| Texte à lire |
Actualité : “On a cessé de réfléchir” : cette étude accablante montre que 8 personnes sur 10 suivent ChatGPT, même quand il dit n'importe quoi
Une étude publiée récemment et menée auprès de 1 372 participants révèle que 8 personnes sur 10 adoptent les réponses de ChatGPT sans les remettre en question — même lorsque ces réponses contiennent des erreurs délibérément introduites par les chercheurs. Plus troublant encore : les sujets exprimaient une plus grande confiance en leurs propres réponses après avoir suivi l'IA, y compris quand celle-ci se trompait manifestement.
Ce phénomène, que les auteurs rapprochent de la notion de "pensée artificielle", dépasse le simple manque d'esprit critique. Il signale une forme d'externalisation cognitive massive : les utilisateurs ne vérifient plus, ils délèguent. Pour les secteurs où la précision est vitale — médecine, droit, éducation, journalisme — cette complaisance représente un risque systémique concret. L'IA ne renforce plus le jugement humain ; elle le remplace, avec l'assentiment de l'utilisateur.

| Données |
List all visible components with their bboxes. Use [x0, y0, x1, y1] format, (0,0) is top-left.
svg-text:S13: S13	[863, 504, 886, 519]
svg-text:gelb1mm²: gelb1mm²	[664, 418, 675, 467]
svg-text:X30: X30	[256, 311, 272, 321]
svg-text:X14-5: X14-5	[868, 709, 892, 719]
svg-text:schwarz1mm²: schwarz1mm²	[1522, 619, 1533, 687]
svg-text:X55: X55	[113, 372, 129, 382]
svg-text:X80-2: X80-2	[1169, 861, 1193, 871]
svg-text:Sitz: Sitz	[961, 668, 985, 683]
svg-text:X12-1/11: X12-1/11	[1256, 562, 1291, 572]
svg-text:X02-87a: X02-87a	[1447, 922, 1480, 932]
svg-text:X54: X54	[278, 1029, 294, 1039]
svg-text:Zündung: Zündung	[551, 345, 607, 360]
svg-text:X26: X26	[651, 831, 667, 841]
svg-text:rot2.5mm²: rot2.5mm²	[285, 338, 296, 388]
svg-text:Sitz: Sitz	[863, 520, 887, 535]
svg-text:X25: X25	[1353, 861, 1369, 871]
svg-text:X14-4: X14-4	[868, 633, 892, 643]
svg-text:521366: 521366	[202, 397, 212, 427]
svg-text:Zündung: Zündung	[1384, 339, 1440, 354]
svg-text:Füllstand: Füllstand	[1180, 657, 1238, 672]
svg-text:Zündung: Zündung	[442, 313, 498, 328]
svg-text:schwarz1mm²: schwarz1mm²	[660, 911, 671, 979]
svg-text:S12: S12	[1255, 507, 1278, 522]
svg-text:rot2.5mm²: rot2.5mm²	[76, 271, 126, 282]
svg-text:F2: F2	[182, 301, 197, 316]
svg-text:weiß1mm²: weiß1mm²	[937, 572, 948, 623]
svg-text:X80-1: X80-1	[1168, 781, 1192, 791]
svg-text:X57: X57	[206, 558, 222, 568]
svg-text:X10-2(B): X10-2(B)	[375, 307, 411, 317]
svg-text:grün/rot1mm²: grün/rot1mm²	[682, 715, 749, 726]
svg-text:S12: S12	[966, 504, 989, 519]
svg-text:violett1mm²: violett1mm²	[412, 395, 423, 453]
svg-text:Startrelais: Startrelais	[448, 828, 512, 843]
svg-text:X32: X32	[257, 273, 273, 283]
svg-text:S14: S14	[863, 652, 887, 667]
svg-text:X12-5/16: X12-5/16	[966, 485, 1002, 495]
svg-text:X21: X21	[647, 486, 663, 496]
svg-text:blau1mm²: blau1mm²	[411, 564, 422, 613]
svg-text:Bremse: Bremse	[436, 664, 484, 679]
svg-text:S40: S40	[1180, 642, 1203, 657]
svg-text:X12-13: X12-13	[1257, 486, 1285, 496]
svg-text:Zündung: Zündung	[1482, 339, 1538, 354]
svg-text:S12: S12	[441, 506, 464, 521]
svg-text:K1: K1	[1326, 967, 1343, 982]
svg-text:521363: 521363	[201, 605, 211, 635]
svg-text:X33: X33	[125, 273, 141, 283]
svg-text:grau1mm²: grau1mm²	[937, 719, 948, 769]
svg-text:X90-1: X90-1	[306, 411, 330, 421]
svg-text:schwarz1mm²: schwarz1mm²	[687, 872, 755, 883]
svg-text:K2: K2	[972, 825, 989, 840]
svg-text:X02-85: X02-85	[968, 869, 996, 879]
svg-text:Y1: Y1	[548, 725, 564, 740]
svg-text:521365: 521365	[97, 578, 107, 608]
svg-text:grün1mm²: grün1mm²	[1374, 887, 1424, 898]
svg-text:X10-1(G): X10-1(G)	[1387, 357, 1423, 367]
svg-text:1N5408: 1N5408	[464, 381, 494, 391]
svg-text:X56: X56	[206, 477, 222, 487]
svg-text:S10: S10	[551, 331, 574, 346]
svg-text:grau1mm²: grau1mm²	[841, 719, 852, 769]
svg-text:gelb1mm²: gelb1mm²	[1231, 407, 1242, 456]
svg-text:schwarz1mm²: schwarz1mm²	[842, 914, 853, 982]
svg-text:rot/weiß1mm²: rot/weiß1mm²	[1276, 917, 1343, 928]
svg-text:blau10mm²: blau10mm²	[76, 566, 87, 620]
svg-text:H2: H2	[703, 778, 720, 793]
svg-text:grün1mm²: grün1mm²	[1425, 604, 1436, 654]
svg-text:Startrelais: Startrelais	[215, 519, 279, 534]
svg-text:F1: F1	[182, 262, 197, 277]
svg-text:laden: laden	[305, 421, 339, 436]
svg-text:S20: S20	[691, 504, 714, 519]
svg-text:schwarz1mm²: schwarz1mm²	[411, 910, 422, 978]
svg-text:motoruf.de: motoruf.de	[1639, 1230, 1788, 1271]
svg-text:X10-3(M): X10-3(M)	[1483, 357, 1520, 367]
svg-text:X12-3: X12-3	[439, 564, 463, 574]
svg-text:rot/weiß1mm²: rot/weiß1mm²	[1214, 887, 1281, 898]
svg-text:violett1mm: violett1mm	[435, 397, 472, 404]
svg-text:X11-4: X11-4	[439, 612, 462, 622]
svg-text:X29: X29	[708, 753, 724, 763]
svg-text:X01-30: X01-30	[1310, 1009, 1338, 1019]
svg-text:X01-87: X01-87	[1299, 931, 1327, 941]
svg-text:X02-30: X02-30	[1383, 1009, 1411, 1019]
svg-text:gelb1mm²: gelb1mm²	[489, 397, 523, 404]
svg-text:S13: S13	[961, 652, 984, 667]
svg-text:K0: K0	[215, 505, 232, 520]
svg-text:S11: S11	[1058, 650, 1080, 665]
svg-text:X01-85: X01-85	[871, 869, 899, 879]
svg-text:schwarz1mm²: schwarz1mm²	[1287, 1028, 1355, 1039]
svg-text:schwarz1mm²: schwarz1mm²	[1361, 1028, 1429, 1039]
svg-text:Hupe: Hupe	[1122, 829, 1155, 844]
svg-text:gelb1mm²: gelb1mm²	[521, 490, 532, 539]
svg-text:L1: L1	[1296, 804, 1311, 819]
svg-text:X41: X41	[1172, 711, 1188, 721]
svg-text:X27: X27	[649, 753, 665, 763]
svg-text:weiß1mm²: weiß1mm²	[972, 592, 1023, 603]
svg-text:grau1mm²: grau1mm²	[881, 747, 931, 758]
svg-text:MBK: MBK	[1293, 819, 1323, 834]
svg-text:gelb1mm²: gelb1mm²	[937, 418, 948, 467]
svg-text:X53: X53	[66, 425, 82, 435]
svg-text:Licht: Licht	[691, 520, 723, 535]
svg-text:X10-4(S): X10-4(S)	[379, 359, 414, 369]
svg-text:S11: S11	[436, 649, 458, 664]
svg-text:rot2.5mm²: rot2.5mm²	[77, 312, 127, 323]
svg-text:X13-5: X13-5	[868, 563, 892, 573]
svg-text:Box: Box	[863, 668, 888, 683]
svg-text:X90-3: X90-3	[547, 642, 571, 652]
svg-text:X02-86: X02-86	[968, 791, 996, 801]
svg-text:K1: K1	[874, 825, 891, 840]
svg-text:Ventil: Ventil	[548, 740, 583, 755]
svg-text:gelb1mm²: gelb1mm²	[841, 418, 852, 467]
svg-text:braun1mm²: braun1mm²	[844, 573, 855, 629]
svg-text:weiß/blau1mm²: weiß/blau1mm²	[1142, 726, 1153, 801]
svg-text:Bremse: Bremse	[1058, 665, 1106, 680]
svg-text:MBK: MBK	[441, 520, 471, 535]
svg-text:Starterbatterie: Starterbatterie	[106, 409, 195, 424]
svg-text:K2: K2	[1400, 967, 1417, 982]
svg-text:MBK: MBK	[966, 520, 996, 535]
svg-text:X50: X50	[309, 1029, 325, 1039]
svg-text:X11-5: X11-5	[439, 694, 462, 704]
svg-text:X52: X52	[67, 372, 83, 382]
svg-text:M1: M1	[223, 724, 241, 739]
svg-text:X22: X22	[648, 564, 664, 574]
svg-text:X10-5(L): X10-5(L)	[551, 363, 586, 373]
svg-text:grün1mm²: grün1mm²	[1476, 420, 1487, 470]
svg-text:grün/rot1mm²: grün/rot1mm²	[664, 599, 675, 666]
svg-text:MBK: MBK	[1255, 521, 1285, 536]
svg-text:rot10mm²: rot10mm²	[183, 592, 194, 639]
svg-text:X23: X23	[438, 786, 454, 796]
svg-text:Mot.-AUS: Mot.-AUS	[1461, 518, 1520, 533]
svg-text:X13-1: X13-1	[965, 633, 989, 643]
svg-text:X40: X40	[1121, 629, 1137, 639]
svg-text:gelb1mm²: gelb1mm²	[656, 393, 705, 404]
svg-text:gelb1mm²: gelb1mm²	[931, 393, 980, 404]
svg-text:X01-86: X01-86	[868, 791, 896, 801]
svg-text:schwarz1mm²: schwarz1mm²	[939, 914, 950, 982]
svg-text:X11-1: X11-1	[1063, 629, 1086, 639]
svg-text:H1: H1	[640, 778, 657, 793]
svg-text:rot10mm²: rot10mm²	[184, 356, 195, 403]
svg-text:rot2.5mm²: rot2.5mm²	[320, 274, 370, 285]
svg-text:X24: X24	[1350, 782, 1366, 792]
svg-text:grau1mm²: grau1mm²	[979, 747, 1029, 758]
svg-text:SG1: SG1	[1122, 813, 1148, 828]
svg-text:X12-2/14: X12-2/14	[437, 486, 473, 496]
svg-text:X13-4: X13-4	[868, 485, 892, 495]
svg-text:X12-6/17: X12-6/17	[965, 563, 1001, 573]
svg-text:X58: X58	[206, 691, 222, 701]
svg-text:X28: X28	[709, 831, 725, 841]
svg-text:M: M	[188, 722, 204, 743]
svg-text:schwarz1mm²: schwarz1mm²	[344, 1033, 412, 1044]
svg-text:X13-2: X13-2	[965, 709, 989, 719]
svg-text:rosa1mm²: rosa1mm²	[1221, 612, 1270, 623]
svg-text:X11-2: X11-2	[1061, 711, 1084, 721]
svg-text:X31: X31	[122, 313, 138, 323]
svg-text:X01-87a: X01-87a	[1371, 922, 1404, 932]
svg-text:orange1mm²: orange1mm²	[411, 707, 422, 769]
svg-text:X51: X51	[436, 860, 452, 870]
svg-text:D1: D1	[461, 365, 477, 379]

| Travail à faire |
(1) Recopiez fidèlement le passage de l'article sur ChatGPT qui commence aux mots « Ce phénomène, que » et se termine après les mots « l'assentiment de l'utilisateur. ».
(2) Répondez brièvement à ces questions sur l'article sur ChatGPT.
(a) Combien de participants l'étude a-t-elle réunis ?
(b) De quelle notion les auteurs rapprochent-ils le phénomène observé ?
(c) Dans quels secteurs la précision est-elle dite vitale ?
(3) Reprenez la rédaction de l'article sur ChatGPT là où il s'arrête.

| Réponses attendues |
(1)
Ce phénomène, que les auteurs rapprochent de la notion de "pensée artificielle", dépasse le simple manque d'esprit critique. Il signale une forme d'externalisation cognitive massive : les utilisateurs ne vérifient plus, ils délèguent. Pour les secteurs où la précision est vitale — médecine, droit, éducation, journalisme — cette complaisance représente un risque systémique concret. L'IA ne renforce plus le jugement humain ; elle le remplace, avec l'assentiment de l'utilisateur.

(2)
(a) 1 372 participants.
(b) De la notion de « pensée artificielle ».
(c) La médecine, le droit, l'éducation et le journalisme.

(3)
Ce résultat s'inscrit dans un débat qui monte depuis l'explosion de l'usage grand public des LLMs en 2023. Des travaux antérieurs avaient déjà documenté l'effet de "automation bias" — la tendance à faire confiance aux systèmes automatisés plutôt qu'à son propre raisonnement. Mais l'ampleur mesurée ici, 80 % de conformité même face à des erreurs flagrantes, dépasse les estimations précédentes. À mesure que ChatGPT, Gemini et leurs concurrents s'intègrent dans les outils de travail quotidiens, la question de la littératie IA devient urgente : savoir utiliser ces outils, c'est d'abord savoir leur résister.
Les résultats renforcent l'urgence d'intégrer la littératie IA dans les cursus éducatifs européens et alimentent les débats sur les obligations de transparence et d'évaluation des risques prévues par l'AI Act.